:: Instruction ::
Hunt for the word "области" across the entries below, copying each line that holds it.

/---

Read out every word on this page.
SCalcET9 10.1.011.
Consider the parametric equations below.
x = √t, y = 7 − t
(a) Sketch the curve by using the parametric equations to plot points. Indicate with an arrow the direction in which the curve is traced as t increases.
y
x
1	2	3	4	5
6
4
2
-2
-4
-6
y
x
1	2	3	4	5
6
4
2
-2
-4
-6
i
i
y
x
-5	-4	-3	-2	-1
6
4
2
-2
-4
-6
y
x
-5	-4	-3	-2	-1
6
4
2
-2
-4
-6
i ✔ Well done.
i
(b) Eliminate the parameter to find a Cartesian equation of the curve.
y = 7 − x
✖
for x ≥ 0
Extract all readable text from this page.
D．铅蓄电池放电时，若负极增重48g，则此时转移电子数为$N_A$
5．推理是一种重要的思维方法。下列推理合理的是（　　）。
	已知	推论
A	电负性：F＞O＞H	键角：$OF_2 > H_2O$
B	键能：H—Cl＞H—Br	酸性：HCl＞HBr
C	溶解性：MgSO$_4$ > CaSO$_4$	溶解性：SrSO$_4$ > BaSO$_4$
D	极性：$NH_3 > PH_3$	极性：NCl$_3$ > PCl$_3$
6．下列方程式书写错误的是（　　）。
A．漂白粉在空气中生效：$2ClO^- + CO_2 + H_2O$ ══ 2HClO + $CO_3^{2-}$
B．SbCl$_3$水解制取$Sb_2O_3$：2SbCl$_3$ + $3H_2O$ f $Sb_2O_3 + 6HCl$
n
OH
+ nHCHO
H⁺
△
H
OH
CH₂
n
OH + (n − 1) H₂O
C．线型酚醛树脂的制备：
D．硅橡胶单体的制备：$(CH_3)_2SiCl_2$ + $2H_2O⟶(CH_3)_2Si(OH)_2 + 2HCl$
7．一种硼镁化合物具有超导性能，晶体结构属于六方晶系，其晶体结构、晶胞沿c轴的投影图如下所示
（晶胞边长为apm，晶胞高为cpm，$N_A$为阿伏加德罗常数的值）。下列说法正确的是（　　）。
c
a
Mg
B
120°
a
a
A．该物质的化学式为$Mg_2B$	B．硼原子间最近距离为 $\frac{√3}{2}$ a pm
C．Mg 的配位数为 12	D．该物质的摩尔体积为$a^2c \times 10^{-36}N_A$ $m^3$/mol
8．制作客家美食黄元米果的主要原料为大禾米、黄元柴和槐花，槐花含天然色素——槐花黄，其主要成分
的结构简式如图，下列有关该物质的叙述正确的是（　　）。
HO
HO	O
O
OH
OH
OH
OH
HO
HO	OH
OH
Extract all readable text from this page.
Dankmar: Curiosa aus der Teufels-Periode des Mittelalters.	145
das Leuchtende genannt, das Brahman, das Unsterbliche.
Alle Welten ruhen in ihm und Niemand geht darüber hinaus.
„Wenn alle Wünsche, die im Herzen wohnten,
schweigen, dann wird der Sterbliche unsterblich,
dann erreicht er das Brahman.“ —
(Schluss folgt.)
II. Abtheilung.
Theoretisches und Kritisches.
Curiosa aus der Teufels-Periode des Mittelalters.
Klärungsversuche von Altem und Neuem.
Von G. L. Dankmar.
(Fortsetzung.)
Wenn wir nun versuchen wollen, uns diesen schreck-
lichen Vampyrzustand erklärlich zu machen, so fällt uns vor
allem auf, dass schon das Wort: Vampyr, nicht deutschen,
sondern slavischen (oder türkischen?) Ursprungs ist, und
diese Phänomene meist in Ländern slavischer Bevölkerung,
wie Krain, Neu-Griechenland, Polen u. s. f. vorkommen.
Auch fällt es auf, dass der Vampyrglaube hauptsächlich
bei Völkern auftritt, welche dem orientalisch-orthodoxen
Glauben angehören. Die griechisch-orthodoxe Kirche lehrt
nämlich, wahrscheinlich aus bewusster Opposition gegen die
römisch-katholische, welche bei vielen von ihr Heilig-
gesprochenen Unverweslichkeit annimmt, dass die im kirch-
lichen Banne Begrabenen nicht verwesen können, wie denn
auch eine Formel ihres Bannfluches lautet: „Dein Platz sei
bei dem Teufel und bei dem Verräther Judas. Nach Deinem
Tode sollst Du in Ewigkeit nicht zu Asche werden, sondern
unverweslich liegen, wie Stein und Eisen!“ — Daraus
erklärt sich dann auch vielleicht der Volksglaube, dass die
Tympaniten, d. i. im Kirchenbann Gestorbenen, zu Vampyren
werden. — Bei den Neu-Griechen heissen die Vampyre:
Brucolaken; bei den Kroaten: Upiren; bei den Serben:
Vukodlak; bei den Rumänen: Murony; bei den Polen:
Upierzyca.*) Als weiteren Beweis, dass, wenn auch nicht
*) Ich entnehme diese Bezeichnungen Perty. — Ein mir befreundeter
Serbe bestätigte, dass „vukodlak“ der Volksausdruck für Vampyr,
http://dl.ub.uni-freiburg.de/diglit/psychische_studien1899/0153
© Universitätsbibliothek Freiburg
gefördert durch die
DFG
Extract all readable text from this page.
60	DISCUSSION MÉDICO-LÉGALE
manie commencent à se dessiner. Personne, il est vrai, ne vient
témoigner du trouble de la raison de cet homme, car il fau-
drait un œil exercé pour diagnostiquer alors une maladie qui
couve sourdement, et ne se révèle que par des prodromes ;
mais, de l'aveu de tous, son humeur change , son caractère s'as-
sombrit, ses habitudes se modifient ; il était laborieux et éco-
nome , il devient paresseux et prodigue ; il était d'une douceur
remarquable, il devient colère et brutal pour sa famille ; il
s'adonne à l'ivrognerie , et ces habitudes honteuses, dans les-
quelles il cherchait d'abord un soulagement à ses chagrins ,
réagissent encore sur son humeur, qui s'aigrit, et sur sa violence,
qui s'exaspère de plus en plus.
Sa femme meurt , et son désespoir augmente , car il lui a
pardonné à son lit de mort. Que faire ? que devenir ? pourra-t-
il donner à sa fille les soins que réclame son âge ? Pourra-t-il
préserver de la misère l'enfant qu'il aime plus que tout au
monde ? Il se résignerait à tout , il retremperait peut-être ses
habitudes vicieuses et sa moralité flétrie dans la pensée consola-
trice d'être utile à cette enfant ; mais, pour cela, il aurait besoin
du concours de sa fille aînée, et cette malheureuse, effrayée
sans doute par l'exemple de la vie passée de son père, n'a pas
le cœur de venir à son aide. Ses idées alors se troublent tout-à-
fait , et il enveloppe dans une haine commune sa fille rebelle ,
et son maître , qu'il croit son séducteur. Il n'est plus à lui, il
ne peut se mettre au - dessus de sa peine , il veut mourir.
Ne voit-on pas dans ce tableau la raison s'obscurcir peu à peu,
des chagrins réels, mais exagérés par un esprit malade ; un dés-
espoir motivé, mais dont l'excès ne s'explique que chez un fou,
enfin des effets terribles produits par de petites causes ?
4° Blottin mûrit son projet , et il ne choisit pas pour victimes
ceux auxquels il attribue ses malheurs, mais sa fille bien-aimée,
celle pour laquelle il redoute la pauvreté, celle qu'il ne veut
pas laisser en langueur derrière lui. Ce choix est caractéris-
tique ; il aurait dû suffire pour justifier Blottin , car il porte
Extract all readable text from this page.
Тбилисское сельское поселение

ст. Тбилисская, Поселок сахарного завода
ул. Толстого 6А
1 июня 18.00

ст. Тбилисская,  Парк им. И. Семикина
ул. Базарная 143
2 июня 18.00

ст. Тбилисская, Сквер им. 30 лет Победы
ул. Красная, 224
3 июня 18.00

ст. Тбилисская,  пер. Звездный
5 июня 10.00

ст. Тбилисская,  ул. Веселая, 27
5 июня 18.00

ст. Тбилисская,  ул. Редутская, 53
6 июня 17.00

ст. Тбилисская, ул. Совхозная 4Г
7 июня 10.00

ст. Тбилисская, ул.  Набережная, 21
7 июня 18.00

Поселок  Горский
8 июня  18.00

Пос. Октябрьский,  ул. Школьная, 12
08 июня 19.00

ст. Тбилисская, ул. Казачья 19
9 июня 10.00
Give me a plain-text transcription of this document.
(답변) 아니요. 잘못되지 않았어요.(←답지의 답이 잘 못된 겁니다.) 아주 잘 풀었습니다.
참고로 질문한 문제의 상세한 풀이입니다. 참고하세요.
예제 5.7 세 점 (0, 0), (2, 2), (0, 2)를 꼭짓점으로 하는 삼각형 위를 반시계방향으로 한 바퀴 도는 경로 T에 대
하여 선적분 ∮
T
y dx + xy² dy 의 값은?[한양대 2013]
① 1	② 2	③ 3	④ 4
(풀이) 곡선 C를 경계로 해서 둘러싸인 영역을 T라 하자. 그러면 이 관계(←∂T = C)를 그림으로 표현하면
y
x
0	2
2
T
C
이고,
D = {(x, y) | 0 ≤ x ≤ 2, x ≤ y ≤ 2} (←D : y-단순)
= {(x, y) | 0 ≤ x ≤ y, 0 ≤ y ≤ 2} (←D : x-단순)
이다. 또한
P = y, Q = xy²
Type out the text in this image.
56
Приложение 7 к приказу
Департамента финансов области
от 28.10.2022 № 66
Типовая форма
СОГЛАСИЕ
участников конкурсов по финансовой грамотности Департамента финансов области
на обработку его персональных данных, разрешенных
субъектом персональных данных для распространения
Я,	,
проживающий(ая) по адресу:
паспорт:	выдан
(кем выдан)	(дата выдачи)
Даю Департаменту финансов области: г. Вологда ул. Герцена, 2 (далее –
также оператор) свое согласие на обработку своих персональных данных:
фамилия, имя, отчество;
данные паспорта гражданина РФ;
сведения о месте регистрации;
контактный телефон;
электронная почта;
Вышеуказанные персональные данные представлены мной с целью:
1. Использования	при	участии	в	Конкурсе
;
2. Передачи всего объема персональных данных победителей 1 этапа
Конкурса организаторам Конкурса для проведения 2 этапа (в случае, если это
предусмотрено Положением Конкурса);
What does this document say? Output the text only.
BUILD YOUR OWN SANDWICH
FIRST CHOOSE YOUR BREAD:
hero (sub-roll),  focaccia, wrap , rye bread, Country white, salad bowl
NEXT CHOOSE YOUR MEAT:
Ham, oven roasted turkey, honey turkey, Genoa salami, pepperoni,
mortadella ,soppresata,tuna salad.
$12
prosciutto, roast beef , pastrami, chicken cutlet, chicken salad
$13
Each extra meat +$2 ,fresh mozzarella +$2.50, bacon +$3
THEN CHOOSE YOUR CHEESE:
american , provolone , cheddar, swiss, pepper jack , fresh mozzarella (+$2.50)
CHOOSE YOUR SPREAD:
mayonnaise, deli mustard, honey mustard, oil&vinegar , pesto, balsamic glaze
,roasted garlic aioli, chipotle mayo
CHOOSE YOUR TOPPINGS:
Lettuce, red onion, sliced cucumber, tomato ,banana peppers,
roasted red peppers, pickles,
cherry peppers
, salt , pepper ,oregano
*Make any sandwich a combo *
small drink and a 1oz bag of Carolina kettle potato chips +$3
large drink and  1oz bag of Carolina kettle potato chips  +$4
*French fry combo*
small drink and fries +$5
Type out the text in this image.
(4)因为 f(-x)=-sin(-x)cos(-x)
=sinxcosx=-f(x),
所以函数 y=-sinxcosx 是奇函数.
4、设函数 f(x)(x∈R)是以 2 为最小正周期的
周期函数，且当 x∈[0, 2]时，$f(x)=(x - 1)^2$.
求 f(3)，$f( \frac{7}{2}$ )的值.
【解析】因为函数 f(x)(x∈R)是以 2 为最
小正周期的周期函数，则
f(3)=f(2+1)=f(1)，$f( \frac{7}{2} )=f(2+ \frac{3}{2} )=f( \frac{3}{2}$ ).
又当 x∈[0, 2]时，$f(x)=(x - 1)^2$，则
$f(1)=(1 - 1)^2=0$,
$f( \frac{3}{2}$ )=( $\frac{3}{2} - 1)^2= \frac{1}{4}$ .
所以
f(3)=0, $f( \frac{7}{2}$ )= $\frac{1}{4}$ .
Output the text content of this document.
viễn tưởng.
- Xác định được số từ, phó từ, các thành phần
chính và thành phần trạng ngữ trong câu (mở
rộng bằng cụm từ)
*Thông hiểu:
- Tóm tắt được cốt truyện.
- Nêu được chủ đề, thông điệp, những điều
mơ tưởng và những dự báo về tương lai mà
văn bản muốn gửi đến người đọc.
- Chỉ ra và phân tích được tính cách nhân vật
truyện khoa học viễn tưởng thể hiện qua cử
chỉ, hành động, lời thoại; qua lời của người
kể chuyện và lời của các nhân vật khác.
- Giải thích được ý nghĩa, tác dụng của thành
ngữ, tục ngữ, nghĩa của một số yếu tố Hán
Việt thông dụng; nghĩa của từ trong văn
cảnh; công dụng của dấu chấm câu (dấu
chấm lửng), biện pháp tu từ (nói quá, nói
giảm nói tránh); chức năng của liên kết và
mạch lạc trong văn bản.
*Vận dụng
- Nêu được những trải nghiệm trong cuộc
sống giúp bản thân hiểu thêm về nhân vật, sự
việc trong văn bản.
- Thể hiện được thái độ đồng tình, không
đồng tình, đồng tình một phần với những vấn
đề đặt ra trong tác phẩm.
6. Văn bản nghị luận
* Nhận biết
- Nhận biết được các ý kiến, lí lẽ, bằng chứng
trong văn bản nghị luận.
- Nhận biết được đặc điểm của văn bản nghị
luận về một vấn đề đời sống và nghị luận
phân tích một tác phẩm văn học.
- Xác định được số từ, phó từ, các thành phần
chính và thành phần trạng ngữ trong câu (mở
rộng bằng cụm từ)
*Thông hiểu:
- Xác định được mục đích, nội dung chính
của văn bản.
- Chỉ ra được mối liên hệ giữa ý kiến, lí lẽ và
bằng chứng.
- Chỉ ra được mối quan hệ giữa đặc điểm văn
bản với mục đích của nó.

\---

:: Written response ::
Департамента финансов области
участников конкурсов по финансовой грамотности Департамента финансов области
Даю Департаменту финансов области: г. Вологда ул. Герцена, 2 (далее –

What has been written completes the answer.